### TASK BRIEF
Every entry must be repeated exactly. Exclude all pictures.

### EXERCISE DATA
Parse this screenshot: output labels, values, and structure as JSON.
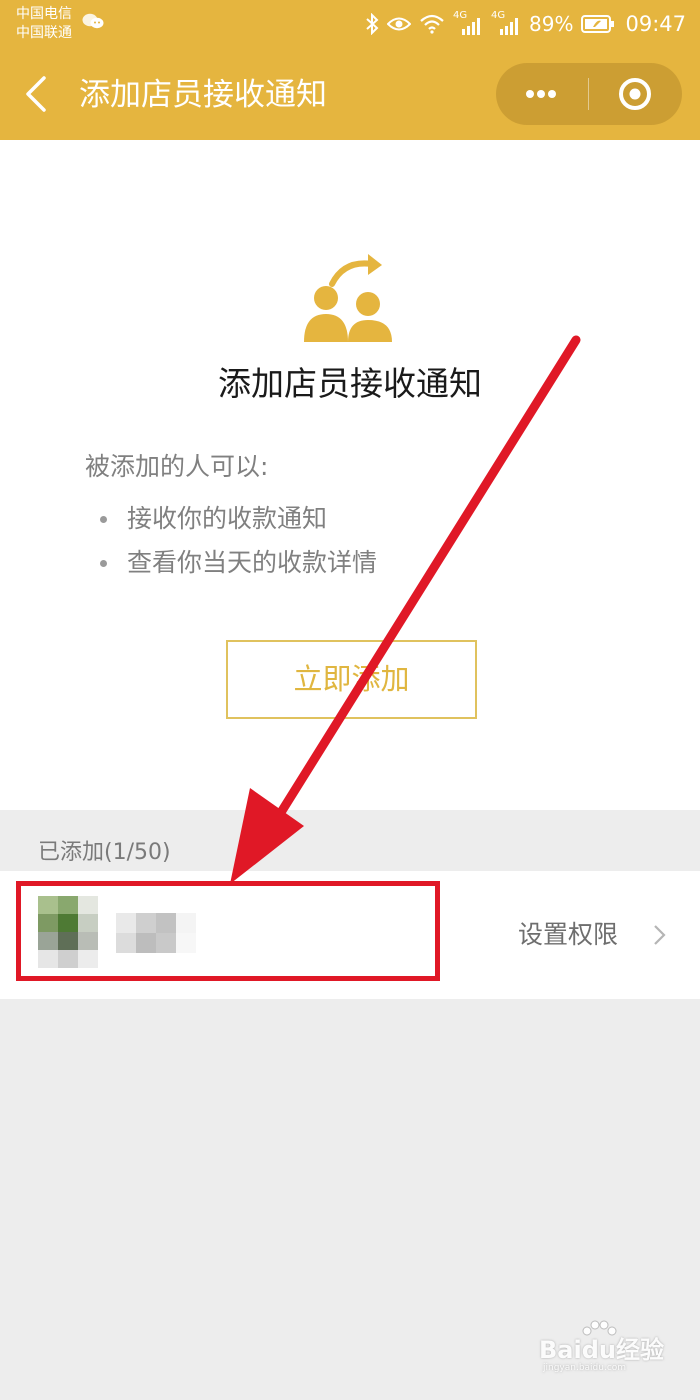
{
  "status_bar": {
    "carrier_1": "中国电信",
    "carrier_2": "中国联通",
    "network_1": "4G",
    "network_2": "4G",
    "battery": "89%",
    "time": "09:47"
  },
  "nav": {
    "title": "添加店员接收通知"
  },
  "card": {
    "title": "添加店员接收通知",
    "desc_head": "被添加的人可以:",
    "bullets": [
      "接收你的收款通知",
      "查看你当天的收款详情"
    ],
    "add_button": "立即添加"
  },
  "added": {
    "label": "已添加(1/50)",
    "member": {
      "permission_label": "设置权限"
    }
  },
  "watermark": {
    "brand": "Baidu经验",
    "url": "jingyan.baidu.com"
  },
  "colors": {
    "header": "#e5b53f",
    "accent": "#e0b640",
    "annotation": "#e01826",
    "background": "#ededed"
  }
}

### WRITTEN RESPONSE
Parse this screenshot: output labels, values, and structure as JSON.
{
  "status_bar": {
    "carrier_1": "中国电信",
    "carrier_2": "中国联通",
    "network_1": "4G",
    "network_2": "4G",
    "battery": "89%",
    "time": "09:47"
  },
  "nav": {
    "title": "添加店员接收通知"
  },
  "card": {
    "title": "添加店员接收通知",
    "desc_head": "被添加的人可以:",
    "bullets": [
      "接收你的收款通知",
      "查看你当天的收款详情"
    ],
    "add_button": "立即添加"
  },
  "added": {
    "label": "已添加(1/50)",
    "member": {
      "permission_label": "设置权限"
    }
  },
  "watermark": {
    "brand": "Baidu经验",
    "url": "jingyan.baidu.com"
  },
  "colors": {
    "header": "#e5b53f",
    "accent": "#e0b640",
    "annotation": "#e01826",
    "background": "#ededed"
  }
}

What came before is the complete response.